To do
Repeat each line word for word.

Exercise materials
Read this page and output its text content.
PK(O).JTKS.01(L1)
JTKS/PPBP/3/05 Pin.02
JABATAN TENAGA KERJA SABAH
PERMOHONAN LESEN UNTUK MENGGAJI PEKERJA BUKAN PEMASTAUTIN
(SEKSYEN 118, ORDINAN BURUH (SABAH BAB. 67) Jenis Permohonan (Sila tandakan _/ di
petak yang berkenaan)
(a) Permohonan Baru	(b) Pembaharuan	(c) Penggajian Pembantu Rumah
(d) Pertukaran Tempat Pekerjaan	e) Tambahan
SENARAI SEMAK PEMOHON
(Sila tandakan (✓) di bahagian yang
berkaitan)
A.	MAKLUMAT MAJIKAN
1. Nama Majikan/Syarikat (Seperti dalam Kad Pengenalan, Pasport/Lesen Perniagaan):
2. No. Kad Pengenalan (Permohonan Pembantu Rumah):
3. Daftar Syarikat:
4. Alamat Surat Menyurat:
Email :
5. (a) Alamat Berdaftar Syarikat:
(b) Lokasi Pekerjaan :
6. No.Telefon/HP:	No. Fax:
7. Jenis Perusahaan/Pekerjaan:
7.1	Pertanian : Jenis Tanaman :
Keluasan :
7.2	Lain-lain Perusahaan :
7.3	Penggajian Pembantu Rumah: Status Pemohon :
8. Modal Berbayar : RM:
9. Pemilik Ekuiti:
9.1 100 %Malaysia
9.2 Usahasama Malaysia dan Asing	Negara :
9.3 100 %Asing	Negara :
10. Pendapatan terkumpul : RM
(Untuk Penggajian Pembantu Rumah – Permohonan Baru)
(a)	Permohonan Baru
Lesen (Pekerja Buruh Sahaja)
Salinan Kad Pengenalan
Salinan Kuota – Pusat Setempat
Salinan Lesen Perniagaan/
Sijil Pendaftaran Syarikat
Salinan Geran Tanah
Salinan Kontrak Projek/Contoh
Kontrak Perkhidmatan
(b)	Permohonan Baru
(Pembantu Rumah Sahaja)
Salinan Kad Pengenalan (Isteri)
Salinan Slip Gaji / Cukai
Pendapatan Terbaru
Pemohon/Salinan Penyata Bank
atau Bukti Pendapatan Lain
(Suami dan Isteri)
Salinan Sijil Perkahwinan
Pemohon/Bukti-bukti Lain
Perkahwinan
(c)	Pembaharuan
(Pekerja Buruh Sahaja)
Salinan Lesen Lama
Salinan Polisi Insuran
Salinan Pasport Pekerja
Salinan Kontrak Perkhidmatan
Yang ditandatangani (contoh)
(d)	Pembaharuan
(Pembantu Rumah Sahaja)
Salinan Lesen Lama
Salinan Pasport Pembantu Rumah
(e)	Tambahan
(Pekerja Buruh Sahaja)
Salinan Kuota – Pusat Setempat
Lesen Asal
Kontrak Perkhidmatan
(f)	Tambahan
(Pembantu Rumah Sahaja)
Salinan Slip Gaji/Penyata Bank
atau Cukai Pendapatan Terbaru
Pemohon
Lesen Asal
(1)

Exercise solution
Read this page and output its text content.
PK(O).JTKS.01(L1)
JTKS/PPBP/3/05 Pin.02
JABATAN TENAGA KERJA SABAH
PERMOHONAN LESEN UNTUK MENGGAJI PEKERJA BUKAN PEMASTAUTIN
(SEKSYEN 118, ORDINAN BURUH (SABAH BAB. 67) Jenis Permohonan (Sila tandakan _/ di
petak yang berkenaan)
(a) Permohonan Baru	(b) Pembaharuan	(c) Penggajian Pembantu Rumah
(d) Pertukaran Tempat Pekerjaan	e) Tambahan
SENARAI SEMAK PEMOHON
(Sila tandakan (✓) di bahagian yang
berkaitan)
A.	MAKLUMAT MAJIKAN
1. Nama Majikan/Syarikat (Seperti dalam Kad Pengenalan, Pasport/Lesen Perniagaan):
2. No. Kad Pengenalan (Permohonan Pembantu Rumah):
3. Daftar Syarikat:
4. Alamat Surat Menyurat:
Email :
5. (a) Alamat Berdaftar Syarikat:
(b) Lokasi Pekerjaan :
6. No.Telefon/HP:	No. Fax:
7. Jenis Perusahaan/Pekerjaan:
7.1	Pertanian : Jenis Tanaman :
Keluasan :
7.2	Lain-lain Perusahaan :
7.3	Penggajian Pembantu Rumah: Status Pemohon :
8. Modal Berbayar : RM:
9. Pemilik Ekuiti:
9.1 100 %Malaysia
9.2 Usahasama Malaysia dan Asing	Negara :
9.3 100 %Asing	Negara :
10. Pendapatan terkumpul : RM
(Untuk Penggajian Pembantu Rumah – Permohonan Baru)
(a)	Permohonan Baru
Lesen (Pekerja Buruh Sahaja)
Salinan Kad Pengenalan
Salinan Kuota – Pusat Setempat
Salinan Lesen Perniagaan/
Sijil Pendaftaran Syarikat
Salinan Geran Tanah
Salinan Kontrak Projek/Contoh
Kontrak Perkhidmatan
(b)	Permohonan Baru
(Pembantu Rumah Sahaja)
Salinan Kad Pengenalan (Isteri)
Salinan Slip Gaji / Cukai
Pendapatan Terbaru
Pemohon/Salinan Penyata Bank
atau Bukti Pendapatan Lain
(Suami dan Isteri)
Salinan Sijil Perkahwinan
Pemohon/Bukti-bukti Lain
Perkahwinan
(c)	Pembaharuan
(Pekerja Buruh Sahaja)
Salinan Lesen Lama
Salinan Polisi Insuran
Salinan Pasport Pekerja
Salinan Kontrak Perkhidmatan
Yang ditandatangani (contoh)
(d)	Pembaharuan
(Pembantu Rumah Sahaja)
Salinan Lesen Lama
Salinan Pasport Pembantu Rumah
(e)	Tambahan
(Pekerja Buruh Sahaja)
Salinan Kuota – Pusat Setempat
Lesen Asal
Kontrak Perkhidmatan
(f)	Tambahan
(Pembantu Rumah Sahaja)
Salinan Slip Gaji/Penyata Bank
atau Cukai Pendapatan Terbaru
Pemohon
Lesen Asal
(1)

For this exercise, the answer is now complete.